Data provided
□ □ □
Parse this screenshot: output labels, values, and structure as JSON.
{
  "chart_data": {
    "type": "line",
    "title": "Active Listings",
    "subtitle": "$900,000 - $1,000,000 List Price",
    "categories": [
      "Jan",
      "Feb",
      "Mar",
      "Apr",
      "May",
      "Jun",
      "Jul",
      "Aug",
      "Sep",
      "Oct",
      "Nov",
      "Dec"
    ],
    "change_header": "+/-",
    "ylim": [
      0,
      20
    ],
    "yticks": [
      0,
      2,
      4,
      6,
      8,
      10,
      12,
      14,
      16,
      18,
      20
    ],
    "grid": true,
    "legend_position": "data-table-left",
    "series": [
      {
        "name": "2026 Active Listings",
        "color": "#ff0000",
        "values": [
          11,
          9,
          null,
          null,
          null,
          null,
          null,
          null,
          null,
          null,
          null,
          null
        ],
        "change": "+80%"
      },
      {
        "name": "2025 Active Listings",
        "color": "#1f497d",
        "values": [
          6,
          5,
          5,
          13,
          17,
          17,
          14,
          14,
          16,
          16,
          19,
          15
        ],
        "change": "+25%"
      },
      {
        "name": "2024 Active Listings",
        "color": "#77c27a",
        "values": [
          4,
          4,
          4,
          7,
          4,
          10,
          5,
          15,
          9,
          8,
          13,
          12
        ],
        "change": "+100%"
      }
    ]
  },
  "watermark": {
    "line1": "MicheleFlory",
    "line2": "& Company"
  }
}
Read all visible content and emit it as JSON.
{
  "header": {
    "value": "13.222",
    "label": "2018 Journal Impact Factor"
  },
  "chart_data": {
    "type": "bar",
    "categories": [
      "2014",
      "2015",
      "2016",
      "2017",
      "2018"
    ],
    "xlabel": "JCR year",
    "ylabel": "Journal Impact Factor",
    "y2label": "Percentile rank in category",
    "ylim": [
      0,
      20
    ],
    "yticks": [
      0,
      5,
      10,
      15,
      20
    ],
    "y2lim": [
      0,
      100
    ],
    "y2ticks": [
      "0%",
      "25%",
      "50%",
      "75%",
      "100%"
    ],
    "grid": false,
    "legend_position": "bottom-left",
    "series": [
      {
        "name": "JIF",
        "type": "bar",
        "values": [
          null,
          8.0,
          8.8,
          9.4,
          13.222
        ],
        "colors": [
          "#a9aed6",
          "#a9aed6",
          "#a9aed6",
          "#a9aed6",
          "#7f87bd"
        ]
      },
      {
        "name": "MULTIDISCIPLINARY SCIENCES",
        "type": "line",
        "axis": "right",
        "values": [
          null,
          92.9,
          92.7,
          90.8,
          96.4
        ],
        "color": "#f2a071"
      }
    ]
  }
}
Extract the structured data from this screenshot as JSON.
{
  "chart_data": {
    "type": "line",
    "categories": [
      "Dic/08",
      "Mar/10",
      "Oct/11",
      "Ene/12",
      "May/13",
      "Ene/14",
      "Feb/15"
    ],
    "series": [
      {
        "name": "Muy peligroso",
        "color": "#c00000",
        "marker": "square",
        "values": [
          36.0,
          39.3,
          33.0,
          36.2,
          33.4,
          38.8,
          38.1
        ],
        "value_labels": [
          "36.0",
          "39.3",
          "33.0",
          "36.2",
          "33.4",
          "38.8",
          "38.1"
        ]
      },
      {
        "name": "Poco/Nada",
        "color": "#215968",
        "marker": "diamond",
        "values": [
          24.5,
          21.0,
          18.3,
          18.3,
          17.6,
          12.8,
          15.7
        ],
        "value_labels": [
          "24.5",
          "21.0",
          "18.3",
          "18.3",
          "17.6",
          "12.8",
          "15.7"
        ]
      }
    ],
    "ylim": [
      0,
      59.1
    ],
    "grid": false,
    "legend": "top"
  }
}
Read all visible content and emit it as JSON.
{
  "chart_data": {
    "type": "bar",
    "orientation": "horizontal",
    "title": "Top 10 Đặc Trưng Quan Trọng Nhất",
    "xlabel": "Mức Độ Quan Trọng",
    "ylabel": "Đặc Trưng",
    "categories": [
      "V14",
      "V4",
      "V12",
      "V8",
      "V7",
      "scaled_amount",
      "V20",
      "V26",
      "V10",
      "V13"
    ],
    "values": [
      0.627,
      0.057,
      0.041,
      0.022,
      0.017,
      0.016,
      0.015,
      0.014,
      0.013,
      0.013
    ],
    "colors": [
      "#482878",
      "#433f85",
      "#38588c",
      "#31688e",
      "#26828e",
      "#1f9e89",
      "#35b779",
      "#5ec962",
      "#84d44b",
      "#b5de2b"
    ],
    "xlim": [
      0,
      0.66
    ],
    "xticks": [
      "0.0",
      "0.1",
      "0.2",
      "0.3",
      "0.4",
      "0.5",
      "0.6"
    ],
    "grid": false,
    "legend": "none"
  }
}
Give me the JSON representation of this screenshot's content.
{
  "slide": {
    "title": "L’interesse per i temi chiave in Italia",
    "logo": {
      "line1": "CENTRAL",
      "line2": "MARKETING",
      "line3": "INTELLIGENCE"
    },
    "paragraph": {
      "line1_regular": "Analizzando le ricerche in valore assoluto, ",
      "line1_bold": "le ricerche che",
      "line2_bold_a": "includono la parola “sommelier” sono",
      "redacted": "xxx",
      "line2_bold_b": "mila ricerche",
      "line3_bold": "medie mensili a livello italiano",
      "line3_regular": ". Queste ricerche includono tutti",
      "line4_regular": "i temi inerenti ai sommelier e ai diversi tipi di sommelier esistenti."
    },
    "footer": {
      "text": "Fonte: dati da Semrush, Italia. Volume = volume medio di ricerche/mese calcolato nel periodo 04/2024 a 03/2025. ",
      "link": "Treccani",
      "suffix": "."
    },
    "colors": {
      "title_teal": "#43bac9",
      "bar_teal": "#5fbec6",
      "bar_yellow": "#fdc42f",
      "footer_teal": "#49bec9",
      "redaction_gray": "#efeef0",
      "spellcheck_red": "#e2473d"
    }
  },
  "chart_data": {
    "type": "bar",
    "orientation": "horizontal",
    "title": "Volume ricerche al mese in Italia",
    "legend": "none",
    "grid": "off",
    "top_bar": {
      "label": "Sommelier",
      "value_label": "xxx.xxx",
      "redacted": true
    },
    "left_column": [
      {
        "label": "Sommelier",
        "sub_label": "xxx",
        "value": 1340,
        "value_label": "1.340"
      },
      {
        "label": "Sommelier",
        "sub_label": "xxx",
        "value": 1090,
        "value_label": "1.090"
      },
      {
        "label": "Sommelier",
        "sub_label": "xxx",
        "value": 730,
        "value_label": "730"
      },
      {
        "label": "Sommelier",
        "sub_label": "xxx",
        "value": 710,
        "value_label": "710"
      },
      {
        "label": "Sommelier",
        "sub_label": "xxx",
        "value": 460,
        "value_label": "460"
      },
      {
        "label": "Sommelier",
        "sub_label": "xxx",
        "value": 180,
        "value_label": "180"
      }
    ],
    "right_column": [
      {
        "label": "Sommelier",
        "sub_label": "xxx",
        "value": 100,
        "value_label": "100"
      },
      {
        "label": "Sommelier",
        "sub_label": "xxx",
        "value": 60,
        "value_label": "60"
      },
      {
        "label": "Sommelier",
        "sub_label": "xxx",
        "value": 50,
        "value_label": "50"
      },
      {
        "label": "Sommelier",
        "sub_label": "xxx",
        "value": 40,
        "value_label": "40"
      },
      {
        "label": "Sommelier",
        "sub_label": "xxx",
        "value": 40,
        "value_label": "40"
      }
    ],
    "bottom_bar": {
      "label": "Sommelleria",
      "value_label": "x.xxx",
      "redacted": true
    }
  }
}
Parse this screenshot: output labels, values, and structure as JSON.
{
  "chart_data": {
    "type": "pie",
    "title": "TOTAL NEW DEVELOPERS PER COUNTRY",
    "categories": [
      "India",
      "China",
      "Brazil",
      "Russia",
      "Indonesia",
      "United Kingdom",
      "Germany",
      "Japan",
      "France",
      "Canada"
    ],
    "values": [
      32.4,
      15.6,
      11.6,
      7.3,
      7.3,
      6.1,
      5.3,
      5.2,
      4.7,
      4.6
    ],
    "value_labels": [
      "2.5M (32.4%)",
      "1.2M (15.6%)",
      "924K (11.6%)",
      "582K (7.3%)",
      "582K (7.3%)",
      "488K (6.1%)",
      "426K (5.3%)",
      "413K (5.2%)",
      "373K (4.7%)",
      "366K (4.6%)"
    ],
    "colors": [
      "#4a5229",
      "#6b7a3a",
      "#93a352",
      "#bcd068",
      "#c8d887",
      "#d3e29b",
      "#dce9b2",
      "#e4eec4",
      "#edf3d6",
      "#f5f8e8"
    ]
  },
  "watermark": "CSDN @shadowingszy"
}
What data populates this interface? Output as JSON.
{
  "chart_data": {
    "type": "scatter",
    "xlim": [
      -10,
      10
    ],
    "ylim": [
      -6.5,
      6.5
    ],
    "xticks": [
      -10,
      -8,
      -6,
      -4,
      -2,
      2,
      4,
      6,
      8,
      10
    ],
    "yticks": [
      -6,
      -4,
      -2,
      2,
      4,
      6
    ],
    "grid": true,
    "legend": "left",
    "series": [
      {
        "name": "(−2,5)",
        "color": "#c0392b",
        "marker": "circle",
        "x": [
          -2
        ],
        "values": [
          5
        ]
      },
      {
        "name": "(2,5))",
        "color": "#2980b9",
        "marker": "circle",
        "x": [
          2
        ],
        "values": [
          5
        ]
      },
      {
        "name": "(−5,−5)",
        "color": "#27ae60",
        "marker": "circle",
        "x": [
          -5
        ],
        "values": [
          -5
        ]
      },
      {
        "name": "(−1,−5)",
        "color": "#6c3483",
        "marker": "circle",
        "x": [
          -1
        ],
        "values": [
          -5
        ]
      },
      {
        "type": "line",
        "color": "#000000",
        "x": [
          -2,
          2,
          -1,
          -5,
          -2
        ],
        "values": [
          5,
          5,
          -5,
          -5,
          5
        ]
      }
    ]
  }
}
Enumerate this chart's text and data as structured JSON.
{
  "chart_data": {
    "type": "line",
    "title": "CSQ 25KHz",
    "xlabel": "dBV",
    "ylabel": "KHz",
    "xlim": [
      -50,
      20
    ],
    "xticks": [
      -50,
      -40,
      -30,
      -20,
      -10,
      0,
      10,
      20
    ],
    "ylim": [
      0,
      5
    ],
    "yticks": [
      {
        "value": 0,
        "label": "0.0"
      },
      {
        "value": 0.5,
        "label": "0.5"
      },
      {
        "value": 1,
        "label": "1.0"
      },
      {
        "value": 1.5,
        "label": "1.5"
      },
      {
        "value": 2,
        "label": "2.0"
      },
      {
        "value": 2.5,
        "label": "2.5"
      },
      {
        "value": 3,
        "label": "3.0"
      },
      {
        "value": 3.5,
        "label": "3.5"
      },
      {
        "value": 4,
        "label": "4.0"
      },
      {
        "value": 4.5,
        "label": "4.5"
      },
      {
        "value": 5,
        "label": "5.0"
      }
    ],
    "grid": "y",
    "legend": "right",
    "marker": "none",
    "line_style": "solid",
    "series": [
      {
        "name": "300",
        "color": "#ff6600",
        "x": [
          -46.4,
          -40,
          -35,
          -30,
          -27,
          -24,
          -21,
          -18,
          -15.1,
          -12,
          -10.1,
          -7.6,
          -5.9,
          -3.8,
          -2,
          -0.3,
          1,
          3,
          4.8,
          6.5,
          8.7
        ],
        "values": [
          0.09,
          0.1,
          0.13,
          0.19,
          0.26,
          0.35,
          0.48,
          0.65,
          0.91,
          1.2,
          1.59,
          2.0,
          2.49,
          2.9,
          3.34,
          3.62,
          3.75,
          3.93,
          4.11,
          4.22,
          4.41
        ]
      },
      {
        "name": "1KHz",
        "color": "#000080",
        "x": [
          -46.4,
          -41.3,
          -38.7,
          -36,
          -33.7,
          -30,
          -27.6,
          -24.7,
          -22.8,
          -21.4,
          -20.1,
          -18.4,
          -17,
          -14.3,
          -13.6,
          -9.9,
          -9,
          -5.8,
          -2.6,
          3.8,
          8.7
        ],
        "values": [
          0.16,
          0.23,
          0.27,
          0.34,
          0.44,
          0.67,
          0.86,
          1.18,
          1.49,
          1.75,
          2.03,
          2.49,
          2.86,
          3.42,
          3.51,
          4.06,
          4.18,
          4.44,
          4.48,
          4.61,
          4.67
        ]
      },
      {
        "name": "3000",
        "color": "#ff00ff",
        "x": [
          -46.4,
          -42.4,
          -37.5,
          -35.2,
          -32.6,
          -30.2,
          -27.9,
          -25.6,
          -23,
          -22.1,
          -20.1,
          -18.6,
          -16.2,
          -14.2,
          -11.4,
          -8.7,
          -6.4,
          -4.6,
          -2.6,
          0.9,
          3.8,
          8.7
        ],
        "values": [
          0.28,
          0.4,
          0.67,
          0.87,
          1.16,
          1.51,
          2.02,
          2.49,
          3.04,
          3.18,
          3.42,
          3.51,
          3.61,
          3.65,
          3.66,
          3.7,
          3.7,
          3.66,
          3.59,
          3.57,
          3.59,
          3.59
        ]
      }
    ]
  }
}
□ □ □
The task
List every line in the records above that contains the word "none".

Solution for this problem
    "legend": "none"
    "legend": "none",
    "marker": "none",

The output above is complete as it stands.